▶ **Text extract**:
Example  7
Simplify the rational expression \(\frac{{2\left( {x + 1} \right)}}{{5\left( {x - 3} \right)}} \div \frac{{3\left( {x + 1} \right)}}{{25\left( {x + 3} \right)}}\).  Identify any non-permissible values.


Step 1: Identify the NPVs.

\(\begin{align}
 x - 3 &\ne 0 \\
 x &\ne 3 \\
 \end{align}\)
\(\begin{align}
 x + 3 &\ne 0 \\
 x &\ne - 3 \\
 \end{align}\)

Step 2: Multiply by the reciprocal.

\[\frac{{2\left( {x + 1} \right)}}{{5\left( {x - 3} \right)}} \div \frac{{3\left( {x + 1} \right)}}{{25\left( {x + 3} \right)}} = \frac{{2\left( {x + 1} \right)}}{{5\left( {x - 3} \right)}}\cdot \frac{{25\left( {x + 3} \right)}}{{3\left( {x + 1} \right)}}\]

Step 3: Identify any new NPVs.

\(\begin{align}
 x + 1 &\ne 0 \\
 x &\ne - 1 \\
 \end{align}\)

Step 4: Simplify.

\[\begin{align}\frac{{2\left( {x + 1} \right)}}{{5\left( {x - 3} \right)}} \div \frac{{3\left( {x + 1} \right)}}{{25\left( {x + 3} \right)}} &= \frac{{2{\color{red} \cancel {\color{#444} {{\left( {x + 1} \right)}}}}}}{{{\color{red} \cancel {\color{#444} 5}}\left( {x - 3} \right)}}\cdot \frac{{{\color{red} \cancel {\color{#444}{25}}^5}\left( {x + 3} \right)}}{{3 {\color{red} \cancel {\color{#444}\left( {x + 1} \right)}}}} \\
 &= \frac{2}{x - 3} \cdot \frac{5(x - 3)}{3} \\
 &= \frac{10(x + 3)}{3 ( x - 3)} \cdot x \ne \pm3, -1\end{align}\]

▶ **Directions**:
(a) From the worked example on dividing rational expressions, reproduce the stretch from "Step 2: Multiply" through "Step 4: Simplify.".
(b) Answer these questions about the worked example on dividing rational expressions:
(i) Which non-permissible values are identified in Step 1?
(ii) What operation does the heading of Step 2 instruct?
(iii) What new non-permissible value is found in Step 3?

(Source records)
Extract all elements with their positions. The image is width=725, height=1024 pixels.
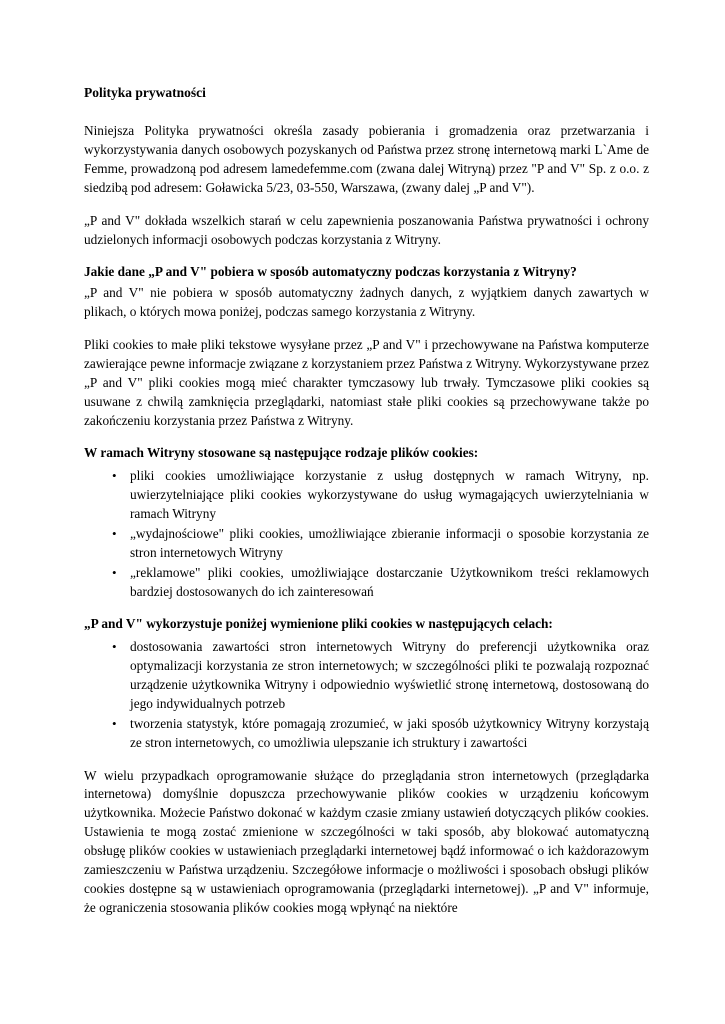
paragraph-automatic-data-answer: „P and V" nie pobiera w sposób automatyczny żadnych danych, z wyjątkiem danych zawartych w plikach, o których mowa poniżej, podczas samego korzystania z Witryny. bbox=[84, 285, 649, 320]
list-item: • tworzenia statystyk, które pomagają zrozumieć, w jaki sposób użytkownicy Witryny korzystają ze stron internetowych, co umożliwia ulepszanie ich struktury i zawartości bbox=[130, 715, 649, 753]
list-item: • dostosowania zawartości stron internetowych Witryny do preferencji użytkownika oraz optymalizacji korzystania ze stron internetowych; w szczególności pliki te pozwalają rozpoznać urządzenie użytkownika Witryny i odpowiednio wyświetlić stronę internetową, dostosowaną do jego indywidualnych potrzeb bbox=[130, 638, 649, 714]
list-item: • „reklamowe" pliki cookies, umożliwiające dostarczanie Użytkownikom treści reklamowych bardziej dostosowanych do ich zainteresowań bbox=[130, 564, 649, 602]
list-item: • „wydajnościowe" pliki cookies, umożliwiające zbieranie informacji o sposobie korzystania ze stron internetowych Witryny bbox=[130, 525, 649, 563]
paragraph-intro: Niniejsza Polityka prywatności określa zasady pobierania i gromadzenia oraz przetwarzania i wykorzystywania danych osobowych pozyskanych od Państwa przez stronę internetową marki L`Ame de Femme, prowadzoną pod adresem lamedefemme.com (zwana dalej Witryną) przez "P and V" Sp. z o.o. z siedzibą pod adresem: Goławicka 5/23, 03-550, Warszawa, (zwany dalej „P and V"). bbox=[84, 123, 649, 195]
cookie-types-list bbox=[84, 467, 649, 601]
paragraph-cookies-definition: Pliki cookies to małe pliki tekstowe wysyłane przez „P and V" i przechowywane na Państwa komputerze zawierające pewne informacje związane z korzystaniem przez Państwa z Witryny. Wykorzystywane przez „P and V" pliki cookies mogą mieć charakter tymczasowy lub trwały. Tymczasowe pliki cookies są usuwane z chwilą zamknięcia przeglądarki, natomiast stałe pliki cookies są przechowywane także po zakończeniu korzystania przez Państwa z Witryny. bbox=[84, 337, 649, 428]
heading-cookie-types: W ramach Witryny stosowane są następujące rodzaje plików cookies: bbox=[84, 445, 479, 461]
paragraph-browser-settings: W wielu przypadkach oprogramowanie służące do przeglądania stron internetowych (przeglądarka internetowa) domyślnie dopuszcza przechowywanie plików cookies w urządzeniu końcowym użytkownika. Możecie Państwo dokonać w każdym czasie zmiany ustawień dotyczących plików cookies. Ustawienia te mogą zostać zmienione w szczególności w taki sposób, aby blokować automatyczną obsługę plików cookies w ustawieniach przeglądarki internetowej bądź informować o ich każdorazowym zamieszczeniu w Państwa urządzeniu. Szczegółowe informacje o możliwości i sposobach obsługi plików cookies dostępne są w ustawieniach oprogramowania (przeglądarki internetowej). „P and V" informuje, że ograniczenia stosowania plików cookies mogą wpłynąć na niektóre bbox=[84, 767, 649, 915]
heading-automatic-data: Jakie dane „P and V" pobiera w sposób automatyczny podczas korzystania z Witryny? bbox=[84, 264, 577, 280]
page-title: Polityka prywatności bbox=[84, 85, 206, 100]
cookie-purposes-list bbox=[84, 638, 649, 752]
list-item: • pliki cookies umożliwiające korzystanie z usług dostępnych w ramach Witryny, np. uwierzytelniające pliki cookies wykorzystywane do usług wymagających uwierzytelniania w ramach Witryny bbox=[130, 467, 649, 524]
paragraph-privacy-efforts: „P and V" dokłada wszelkich starań w celu zapewnienia poszanowania Państwa prywatności i ochrony udzielonych informacji osobowych podczas korzystania z Witryny. bbox=[84, 212, 649, 247]
heading-cookie-purposes: „P and V" wykorzystuje poniżej wymienione pliki cookies w następujących celach: bbox=[84, 616, 553, 632]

▶ **Final answers**:
(a)
Step 2: Multiply by the reciprocal.

\[\frac{{2\left( {x + 1} \right)}}{{5\left( {x - 3} \right)}} \div \frac{{3\left( {x + 1} \right)}}{{25\left( {x + 3} \right)}} = \frac{{2\left( {x + 1} \right)}}{{5\left( {x - 3} \right)}}\cdot \frac{{25\left( {x + 3} \right)}}{{3\left( {x + 1} \right)}}\]

Step 3: Identify any new NPVs.

\(\begin{align}
 x + 1 &\ne 0 \\
 x &\ne - 1 \\
 \end{align}\)

Step 4: Simplify.

(b)
(i) x ≠ 3 and x ≠ −3
(ii) Multiply by the reciprocal.
(iii) x ≠ −1